• **Short problem**
Collect from the data below each line with "name".

• **Material shown**
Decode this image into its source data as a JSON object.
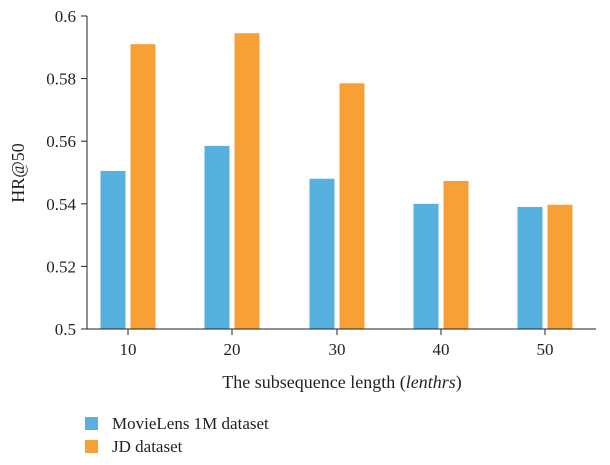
{
  "chart_data": {
    "type": "bar",
    "title": "",
    "categories": [
      "10",
      "20",
      "30",
      "40",
      "50"
    ],
    "series": [
      {
        "name": "MovieLens 1M dataset",
        "color": "#57b1de",
        "values": [
          0.5505,
          0.5585,
          0.548,
          0.54,
          0.539
        ]
      },
      {
        "name": "JD dataset",
        "color": "#f7a035",
        "values": [
          0.591,
          0.5945,
          0.5785,
          0.5473,
          0.5397
        ]
      }
    ],
    "xlabel": {
      "main": "The subsequence length (",
      "italic": "lenthrs",
      "close": ")"
    },
    "ylabel": "HR@50",
    "ylim": [
      0.5,
      0.6
    ],
    "yticks": [
      "0.5",
      "0.52",
      "0.54",
      "0.56",
      "0.58",
      "0.6"
    ],
    "grid": false,
    "legend_position": "bottom-left"
  }
}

• **Full response**
        "name": "MovieLens 1M dataset",
        "name": "JD dataset",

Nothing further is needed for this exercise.